# start of The input

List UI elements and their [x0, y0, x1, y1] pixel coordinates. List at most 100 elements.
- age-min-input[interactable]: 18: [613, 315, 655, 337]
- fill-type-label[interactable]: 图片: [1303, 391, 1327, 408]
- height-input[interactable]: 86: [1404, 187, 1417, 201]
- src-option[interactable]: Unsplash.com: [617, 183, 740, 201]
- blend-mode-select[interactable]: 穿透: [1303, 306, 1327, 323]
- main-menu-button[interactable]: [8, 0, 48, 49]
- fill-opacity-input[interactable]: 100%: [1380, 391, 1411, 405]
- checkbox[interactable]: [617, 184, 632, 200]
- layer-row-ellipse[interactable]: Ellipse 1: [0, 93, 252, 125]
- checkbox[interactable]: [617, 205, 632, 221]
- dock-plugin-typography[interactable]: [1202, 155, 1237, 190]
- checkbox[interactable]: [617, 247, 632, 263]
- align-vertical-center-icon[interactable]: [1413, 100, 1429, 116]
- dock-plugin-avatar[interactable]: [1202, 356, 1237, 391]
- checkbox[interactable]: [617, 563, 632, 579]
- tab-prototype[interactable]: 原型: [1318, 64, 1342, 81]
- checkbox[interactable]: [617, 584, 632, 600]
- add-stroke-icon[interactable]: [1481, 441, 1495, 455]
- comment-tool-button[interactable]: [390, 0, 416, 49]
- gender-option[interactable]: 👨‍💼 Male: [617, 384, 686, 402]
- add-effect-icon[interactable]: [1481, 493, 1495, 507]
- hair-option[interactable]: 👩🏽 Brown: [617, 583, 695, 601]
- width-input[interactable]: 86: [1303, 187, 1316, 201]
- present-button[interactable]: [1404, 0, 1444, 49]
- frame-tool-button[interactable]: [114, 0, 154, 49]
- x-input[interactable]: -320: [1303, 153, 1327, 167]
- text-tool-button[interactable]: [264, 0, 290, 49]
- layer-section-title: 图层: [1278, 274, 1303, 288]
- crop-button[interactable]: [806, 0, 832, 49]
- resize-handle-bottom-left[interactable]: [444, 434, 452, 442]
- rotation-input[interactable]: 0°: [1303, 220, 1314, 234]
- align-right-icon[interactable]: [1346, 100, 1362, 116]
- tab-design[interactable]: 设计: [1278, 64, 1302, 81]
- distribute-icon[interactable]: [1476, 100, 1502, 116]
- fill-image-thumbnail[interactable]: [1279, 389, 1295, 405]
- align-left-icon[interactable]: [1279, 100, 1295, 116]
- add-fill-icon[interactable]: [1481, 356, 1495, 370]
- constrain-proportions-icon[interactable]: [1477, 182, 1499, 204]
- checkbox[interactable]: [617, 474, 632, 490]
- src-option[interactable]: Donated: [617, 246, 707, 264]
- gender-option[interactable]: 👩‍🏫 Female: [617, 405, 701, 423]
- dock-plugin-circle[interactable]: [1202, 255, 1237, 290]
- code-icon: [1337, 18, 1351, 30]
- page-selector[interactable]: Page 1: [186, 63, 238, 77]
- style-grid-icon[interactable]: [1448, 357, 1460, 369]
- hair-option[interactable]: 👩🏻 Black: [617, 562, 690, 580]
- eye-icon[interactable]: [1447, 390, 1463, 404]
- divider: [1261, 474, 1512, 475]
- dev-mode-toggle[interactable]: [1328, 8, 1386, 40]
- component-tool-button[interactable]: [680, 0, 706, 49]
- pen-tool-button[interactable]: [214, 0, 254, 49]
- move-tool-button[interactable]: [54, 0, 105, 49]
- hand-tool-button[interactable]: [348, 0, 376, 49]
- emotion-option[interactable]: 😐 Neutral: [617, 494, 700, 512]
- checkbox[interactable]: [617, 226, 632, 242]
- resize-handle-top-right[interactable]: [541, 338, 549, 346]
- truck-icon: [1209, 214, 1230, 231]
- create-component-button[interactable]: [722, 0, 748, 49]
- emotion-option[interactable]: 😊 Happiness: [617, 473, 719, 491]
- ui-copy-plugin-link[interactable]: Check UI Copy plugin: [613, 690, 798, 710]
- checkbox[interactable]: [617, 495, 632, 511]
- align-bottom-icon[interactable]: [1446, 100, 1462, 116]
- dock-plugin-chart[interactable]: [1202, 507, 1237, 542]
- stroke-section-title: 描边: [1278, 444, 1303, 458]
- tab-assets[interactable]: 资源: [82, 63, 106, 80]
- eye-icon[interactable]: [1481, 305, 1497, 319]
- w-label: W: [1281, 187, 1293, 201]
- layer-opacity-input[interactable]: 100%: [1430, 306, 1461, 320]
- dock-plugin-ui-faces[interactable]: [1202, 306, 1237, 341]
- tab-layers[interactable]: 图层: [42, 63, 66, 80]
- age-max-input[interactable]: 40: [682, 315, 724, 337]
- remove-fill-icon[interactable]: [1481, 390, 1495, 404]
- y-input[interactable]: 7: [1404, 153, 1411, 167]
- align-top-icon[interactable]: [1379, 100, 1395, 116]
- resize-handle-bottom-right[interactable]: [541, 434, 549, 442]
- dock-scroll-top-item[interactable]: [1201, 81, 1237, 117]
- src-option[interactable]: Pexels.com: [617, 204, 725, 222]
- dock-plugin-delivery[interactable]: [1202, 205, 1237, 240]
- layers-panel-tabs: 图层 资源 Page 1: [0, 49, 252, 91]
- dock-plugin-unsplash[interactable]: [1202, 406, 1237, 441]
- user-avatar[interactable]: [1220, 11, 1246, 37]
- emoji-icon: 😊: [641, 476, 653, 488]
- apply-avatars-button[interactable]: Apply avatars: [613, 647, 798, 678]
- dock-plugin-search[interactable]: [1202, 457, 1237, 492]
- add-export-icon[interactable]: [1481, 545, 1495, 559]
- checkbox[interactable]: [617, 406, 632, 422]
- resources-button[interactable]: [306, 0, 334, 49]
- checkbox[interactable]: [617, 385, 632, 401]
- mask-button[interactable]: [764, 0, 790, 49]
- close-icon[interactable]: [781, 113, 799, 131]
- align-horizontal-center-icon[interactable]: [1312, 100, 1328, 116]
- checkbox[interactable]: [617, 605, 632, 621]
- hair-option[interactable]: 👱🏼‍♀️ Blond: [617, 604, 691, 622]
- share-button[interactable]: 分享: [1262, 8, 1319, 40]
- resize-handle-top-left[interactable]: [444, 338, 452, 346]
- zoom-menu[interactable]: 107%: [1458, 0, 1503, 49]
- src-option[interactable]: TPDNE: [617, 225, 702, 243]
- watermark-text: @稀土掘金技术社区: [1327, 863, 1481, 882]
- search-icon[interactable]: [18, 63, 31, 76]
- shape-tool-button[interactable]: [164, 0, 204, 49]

# end of The input

Revise the lines above so that each "hair-option" reads "hair-color-option", keeping everything else the same.

• [Written reply]:
List UI elements and their [x0, y0, x1, y1] pixel coordinates. List at most 100 elements.
- age-min-input[interactable]: 18: [613, 315, 655, 337]
- fill-type-label[interactable]: 图片: [1303, 391, 1327, 408]
- height-input[interactable]: 86: [1404, 187, 1417, 201]
- src-option[interactable]: Unsplash.com: [617, 183, 740, 201]
- blend-mode-select[interactable]: 穿透: [1303, 306, 1327, 323]
- main-menu-button[interactable]: [8, 0, 48, 49]
- fill-opacity-input[interactable]: 100%: [1380, 391, 1411, 405]
- checkbox[interactable]: [617, 184, 632, 200]
- layer-row-ellipse[interactable]: Ellipse 1: [0, 93, 252, 125]
- checkbox[interactable]: [617, 205, 632, 221]
- dock-plugin-typography[interactable]: [1202, 155, 1237, 190]
- checkbox[interactable]: [617, 247, 632, 263]
- align-vertical-center-icon[interactable]: [1413, 100, 1429, 116]
- dock-plugin-avatar[interactable]: [1202, 356, 1237, 391]
- checkbox[interactable]: [617, 563, 632, 579]
- tab-prototype[interactable]: 原型: [1318, 64, 1342, 81]
- checkbox[interactable]: [617, 584, 632, 600]
- add-stroke-icon[interactable]: [1481, 441, 1495, 455]
- comment-tool-button[interactable]: [390, 0, 416, 49]
- gender-option[interactable]: 👨‍💼 Male: [617, 384, 686, 402]
- add-effect-icon[interactable]: [1481, 493, 1495, 507]
- hair-color-option[interactable]: 👩🏽 Brown: [617, 583, 695, 601]
- width-input[interactable]: 86: [1303, 187, 1316, 201]
- present-button[interactable]: [1404, 0, 1444, 49]
- frame-tool-button[interactable]: [114, 0, 154, 49]
- x-input[interactable]: -320: [1303, 153, 1327, 167]
- text-tool-button[interactable]: [264, 0, 290, 49]
- layer-section-title: 图层: [1278, 274, 1303, 288]
- crop-button[interactable]: [806, 0, 832, 49]
- resize-handle-bottom-left[interactable]: [444, 434, 452, 442]
- rotation-input[interactable]: 0°: [1303, 220, 1314, 234]
- align-right-icon[interactable]: [1346, 100, 1362, 116]
- tab-design[interactable]: 设计: [1278, 64, 1302, 81]
- distribute-icon[interactable]: [1476, 100, 1502, 116]
- fill-image-thumbnail[interactable]: [1279, 389, 1295, 405]
- align-left-icon[interactable]: [1279, 100, 1295, 116]
- add-fill-icon[interactable]: [1481, 356, 1495, 370]
- constrain-proportions-icon[interactable]: [1477, 182, 1499, 204]
- checkbox[interactable]: [617, 474, 632, 490]
- src-option[interactable]: Donated: [617, 246, 707, 264]
- gender-option[interactable]: 👩‍🏫 Female: [617, 405, 701, 423]
- dock-plugin-circle[interactable]: [1202, 255, 1237, 290]
- code-icon: [1337, 18, 1351, 30]
- page-selector[interactable]: Page 1: [186, 63, 238, 77]
- style-grid-icon[interactable]: [1448, 357, 1460, 369]
- hair-color-option[interactable]: 👩🏻 Black: [617, 562, 690, 580]
- eye-icon[interactable]: [1447, 390, 1463, 404]
- divider: [1261, 474, 1512, 475]
- dev-mode-toggle[interactable]: [1328, 8, 1386, 40]
- component-tool-button[interactable]: [680, 0, 706, 49]
- pen-tool-button[interactable]: [214, 0, 254, 49]
- move-tool-button[interactable]: [54, 0, 105, 49]
- hand-tool-button[interactable]: [348, 0, 376, 49]
- emotion-option[interactable]: 😐 Neutral: [617, 494, 700, 512]
- checkbox[interactable]: [617, 226, 632, 242]
- resize-handle-top-right[interactable]: [541, 338, 549, 346]
- truck-icon: [1209, 214, 1230, 231]
- create-component-button[interactable]: [722, 0, 748, 49]
- emotion-option[interactable]: 😊 Happiness: [617, 473, 719, 491]
- ui-copy-plugin-link[interactable]: Check UI Copy plugin: [613, 690, 798, 710]
- checkbox[interactable]: [617, 495, 632, 511]
- align-bottom-icon[interactable]: [1446, 100, 1462, 116]
- dock-plugin-chart[interactable]: [1202, 507, 1237, 542]
- stroke-section-title: 描边: [1278, 444, 1303, 458]
- tab-assets[interactable]: 资源: [82, 63, 106, 80]
- eye-icon[interactable]: [1481, 305, 1497, 319]
- w-label: W: [1281, 187, 1293, 201]
- layer-opacity-input[interactable]: 100%: [1430, 306, 1461, 320]
- dock-plugin-ui-faces[interactable]: [1202, 306, 1237, 341]
- tab-layers[interactable]: 图层: [42, 63, 66, 80]
- age-max-input[interactable]: 40: [682, 315, 724, 337]
- remove-fill-icon[interactable]: [1481, 390, 1495, 404]
- y-input[interactable]: 7: [1404, 153, 1411, 167]
- align-top-icon[interactable]: [1379, 100, 1395, 116]
- resize-handle-bottom-right[interactable]: [541, 434, 549, 442]
- dock-scroll-top-item[interactable]: [1201, 81, 1237, 117]
- src-option[interactable]: Pexels.com: [617, 204, 725, 222]
- dock-plugin-delivery[interactable]: [1202, 205, 1237, 240]
- layers-panel-tabs: 图层 资源 Page 1: [0, 49, 252, 91]
- dock-plugin-unsplash[interactable]: [1202, 406, 1237, 441]
- user-avatar[interactable]: [1220, 11, 1246, 37]
- emoji-icon: 😊: [641, 476, 653, 488]
- apply-avatars-button[interactable]: Apply avatars: [613, 647, 798, 678]
- dock-plugin-search[interactable]: [1202, 457, 1237, 492]
- add-export-icon[interactable]: [1481, 545, 1495, 559]
- checkbox[interactable]: [617, 406, 632, 422]
- resources-button[interactable]: [306, 0, 334, 49]
- checkbox[interactable]: [617, 385, 632, 401]
- mask-button[interactable]: [764, 0, 790, 49]
- close-icon[interactable]: [781, 113, 799, 131]
- align-horizontal-center-icon[interactable]: [1312, 100, 1328, 116]
- checkbox[interactable]: [617, 605, 632, 621]
- hair-color-option[interactable]: 👱🏼‍♀️ Blond: [617, 604, 691, 622]
- share-button[interactable]: 分享: [1262, 8, 1319, 40]
- resize-handle-top-left[interactable]: [444, 338, 452, 346]
- zoom-menu[interactable]: 107%: [1458, 0, 1503, 49]
- src-option[interactable]: TPDNE: [617, 225, 702, 243]
- watermark-text: @稀土掘金技术社区: [1327, 863, 1481, 882]
- search-icon[interactable]: [18, 63, 31, 76]
- shape-tool-button[interactable]: [164, 0, 204, 49]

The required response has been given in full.